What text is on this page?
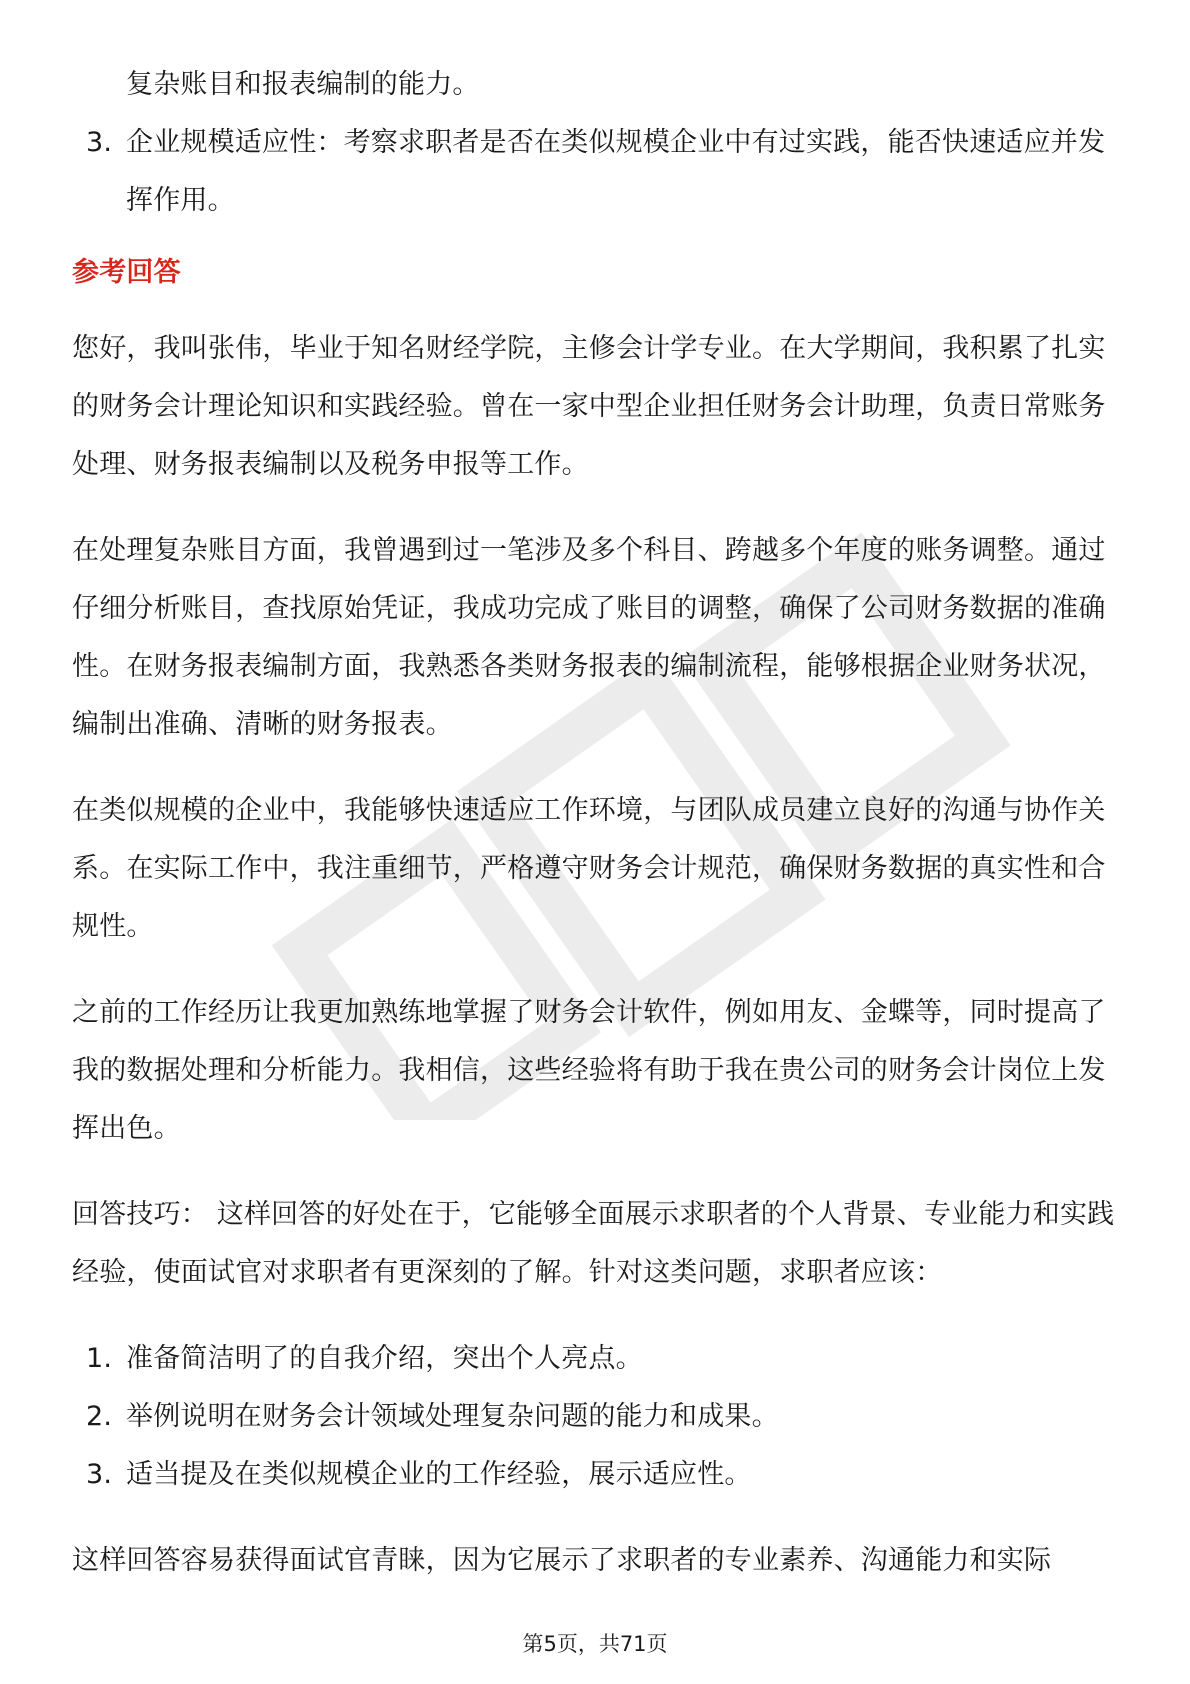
复杂账目和报表编制的能力。
3. 企业规模适应性：考察求职者是否在类似规模企业中有过实践，能否快速适应并发挥作用。
参考回答

您好，我叫张伟，毕业于知名财经学院，主修会计学专业。在大学期间，我积累了扎实的财务会计理论知识和实践经验。曾在一家中型企业担任财务会计助理，负责日常账务处理、财务报表编制以及税务申报等工作。

在处理复杂账目方面，我曾遇到过一笔涉及多个科目、跨越多个年度的账务调整。通过仔细分析账目，查找原始凭证，我成功完成了账目的调整，确保了公司财务数据的准确性。在财务报表编制方面，我熟悉各类财务报表的编制流程，能够根据企业财务状况，编制出准确、清晰的财务报表。

在类似规模的企业中，我能够快速适应工作环境，与团队成员建立良好的沟通与协作关系。在实际工作中，我注重细节，严格遵守财务会计规范，确保财务数据的真实性和合规性。

之前的工作经历让我更加熟练地掌握了财务会计软件，例如用友、金蝶等，同时提高了我的数据处理和分析能力。我相信，这些经验将有助于我在贵公司的财务会计岗位上发挥出色。

回答技巧： 这样回答的好处在于，它能够全面展示求职者的个人背景、专业能力和实践经验，使面试官对求职者有更深刻的了解。针对这类问题，求职者应该：

1. 准备简洁明了的自我介绍，突出个人亮点。
2. 举例说明在财务会计领域处理复杂问题的能力和成果。
3. 适当提及在类似规模企业的工作经验，展示适应性。

这样回答容易获得面试官青睐，因为它展示了求职者的专业素养、沟通能力和实际

第5页，共71页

——

§ **INSTRUCTION**
With the pictures omitted, reproduce the records in full and exactly.

§ **RESPONSE BELOW**
What text is on this page?
复杂账目和报表编制的能力。
3. 企业规模适应性：考察求职者是否在类似规模企业中有过实践，能否快速适应并发挥作用。
参考回答

您好，我叫张伟，毕业于知名财经学院，主修会计学专业。在大学期间，我积累了扎实的财务会计理论知识和实践经验。曾在一家中型企业担任财务会计助理，负责日常账务处理、财务报表编制以及税务申报等工作。

在处理复杂账目方面，我曾遇到过一笔涉及多个科目、跨越多个年度的账务调整。通过仔细分析账目，查找原始凭证，我成功完成了账目的调整，确保了公司财务数据的准确性。在财务报表编制方面，我熟悉各类财务报表的编制流程，能够根据企业财务状况，编制出准确、清晰的财务报表。

在类似规模的企业中，我能够快速适应工作环境，与团队成员建立良好的沟通与协作关系。在实际工作中，我注重细节，严格遵守财务会计规范，确保财务数据的真实性和合规性。

之前的工作经历让我更加熟练地掌握了财务会计软件，例如用友、金蝶等，同时提高了我的数据处理和分析能力。我相信，这些经验将有助于我在贵公司的财务会计岗位上发挥出色。

回答技巧： 这样回答的好处在于，它能够全面展示求职者的个人背景、专业能力和实践经验，使面试官对求职者有更深刻的了解。针对这类问题，求职者应该：

1. 准备简洁明了的自我介绍，突出个人亮点。
2. 举例说明在财务会计领域处理复杂问题的能力和成果。
3. 适当提及在类似规模企业的工作经验，展示适应性。

这样回答容易获得面试官青睐，因为它展示了求职者的专业素养、沟通能力和实际

第5页，共71页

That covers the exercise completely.